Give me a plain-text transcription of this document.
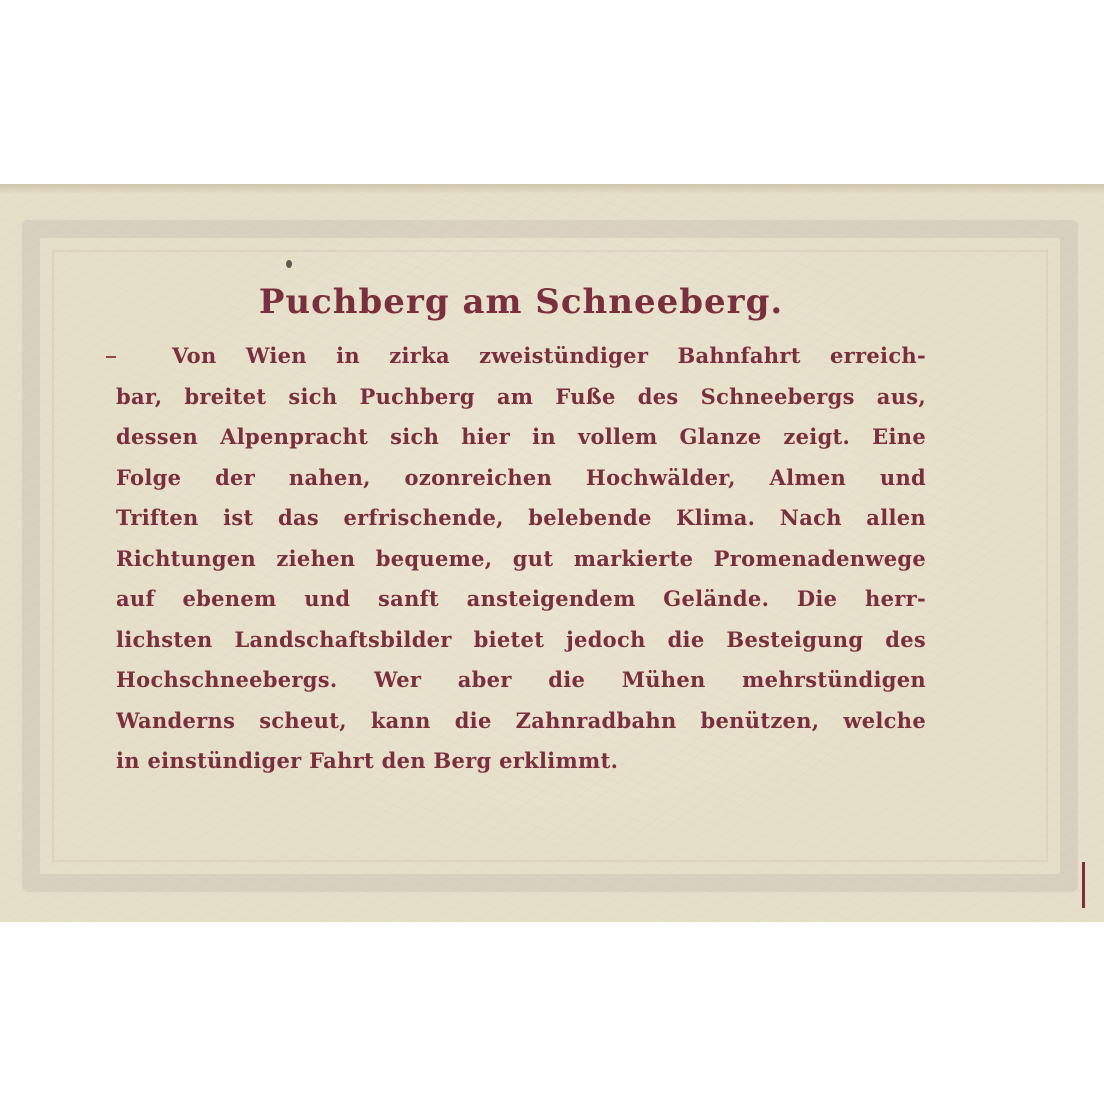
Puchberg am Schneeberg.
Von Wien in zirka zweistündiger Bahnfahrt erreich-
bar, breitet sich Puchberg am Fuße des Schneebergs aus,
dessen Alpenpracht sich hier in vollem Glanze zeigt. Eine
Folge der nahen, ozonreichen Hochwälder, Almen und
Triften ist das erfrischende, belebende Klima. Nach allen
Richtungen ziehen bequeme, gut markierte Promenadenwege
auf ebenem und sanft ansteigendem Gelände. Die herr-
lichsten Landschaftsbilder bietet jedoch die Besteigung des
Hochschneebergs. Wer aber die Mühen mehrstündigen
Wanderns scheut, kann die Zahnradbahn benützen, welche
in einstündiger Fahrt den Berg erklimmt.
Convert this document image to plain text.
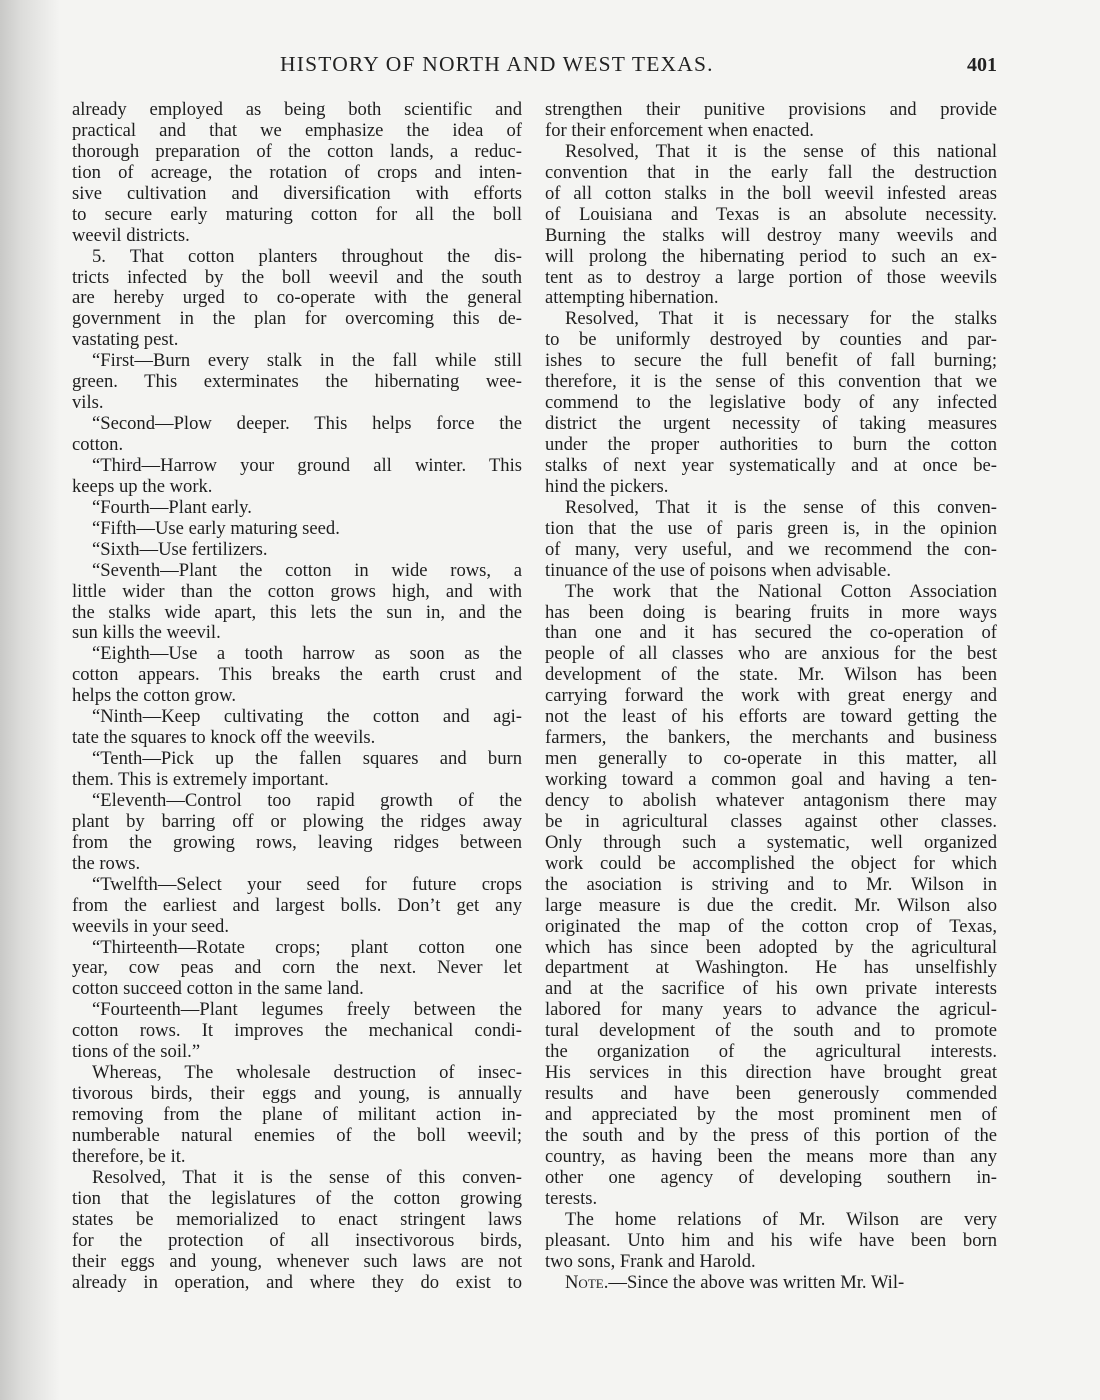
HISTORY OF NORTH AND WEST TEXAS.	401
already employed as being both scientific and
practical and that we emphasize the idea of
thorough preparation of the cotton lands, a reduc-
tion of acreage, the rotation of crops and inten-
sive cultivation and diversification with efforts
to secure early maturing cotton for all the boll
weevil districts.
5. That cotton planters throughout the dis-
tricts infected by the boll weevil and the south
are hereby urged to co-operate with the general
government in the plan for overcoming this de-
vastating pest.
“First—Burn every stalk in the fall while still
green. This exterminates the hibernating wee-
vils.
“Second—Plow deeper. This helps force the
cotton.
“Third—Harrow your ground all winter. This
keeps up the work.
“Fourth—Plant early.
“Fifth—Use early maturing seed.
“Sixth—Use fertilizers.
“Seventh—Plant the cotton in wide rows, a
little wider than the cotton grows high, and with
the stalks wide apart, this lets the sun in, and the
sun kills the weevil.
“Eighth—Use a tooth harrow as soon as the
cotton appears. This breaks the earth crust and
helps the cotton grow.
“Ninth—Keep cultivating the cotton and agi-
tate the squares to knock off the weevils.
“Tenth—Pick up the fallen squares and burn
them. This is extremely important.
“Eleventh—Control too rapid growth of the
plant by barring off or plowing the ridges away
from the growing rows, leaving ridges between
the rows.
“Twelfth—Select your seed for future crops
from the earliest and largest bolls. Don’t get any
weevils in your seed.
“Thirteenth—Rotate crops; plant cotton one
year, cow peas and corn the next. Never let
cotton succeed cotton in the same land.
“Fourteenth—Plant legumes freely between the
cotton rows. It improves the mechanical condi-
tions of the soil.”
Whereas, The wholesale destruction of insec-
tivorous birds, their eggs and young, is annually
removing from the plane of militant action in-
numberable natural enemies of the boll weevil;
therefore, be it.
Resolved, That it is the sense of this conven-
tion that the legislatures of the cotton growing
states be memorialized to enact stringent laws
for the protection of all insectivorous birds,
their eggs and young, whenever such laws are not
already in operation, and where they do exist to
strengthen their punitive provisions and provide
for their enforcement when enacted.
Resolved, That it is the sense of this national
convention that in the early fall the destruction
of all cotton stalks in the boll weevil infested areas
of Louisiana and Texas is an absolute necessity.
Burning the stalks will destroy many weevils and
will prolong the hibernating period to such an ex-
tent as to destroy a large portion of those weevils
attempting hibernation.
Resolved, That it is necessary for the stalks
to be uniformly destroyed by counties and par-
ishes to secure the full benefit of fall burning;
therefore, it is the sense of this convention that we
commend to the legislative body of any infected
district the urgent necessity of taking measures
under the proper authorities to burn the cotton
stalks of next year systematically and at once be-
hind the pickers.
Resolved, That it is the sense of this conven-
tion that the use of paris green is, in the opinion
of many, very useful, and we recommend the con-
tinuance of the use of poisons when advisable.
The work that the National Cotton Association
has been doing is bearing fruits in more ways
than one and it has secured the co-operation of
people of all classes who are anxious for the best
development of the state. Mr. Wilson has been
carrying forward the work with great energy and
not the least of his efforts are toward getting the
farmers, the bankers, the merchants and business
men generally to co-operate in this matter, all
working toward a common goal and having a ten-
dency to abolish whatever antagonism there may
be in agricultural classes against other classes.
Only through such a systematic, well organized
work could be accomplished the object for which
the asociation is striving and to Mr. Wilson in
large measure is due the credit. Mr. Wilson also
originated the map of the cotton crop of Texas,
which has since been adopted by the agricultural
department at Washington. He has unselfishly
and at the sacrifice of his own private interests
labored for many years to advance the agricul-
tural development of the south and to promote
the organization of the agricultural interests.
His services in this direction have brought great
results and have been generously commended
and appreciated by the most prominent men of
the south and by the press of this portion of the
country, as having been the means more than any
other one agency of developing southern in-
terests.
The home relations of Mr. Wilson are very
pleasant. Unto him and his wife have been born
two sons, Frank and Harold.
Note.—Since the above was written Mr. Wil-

........

--- Task requirements ---
Reproduce each line of the entries in which the word "from" is found.

--- Answer in full ---
from the growing rows, leaving ridges between
from the earliest and largest bolls. Don’t get any
removing from the plane of militant action in-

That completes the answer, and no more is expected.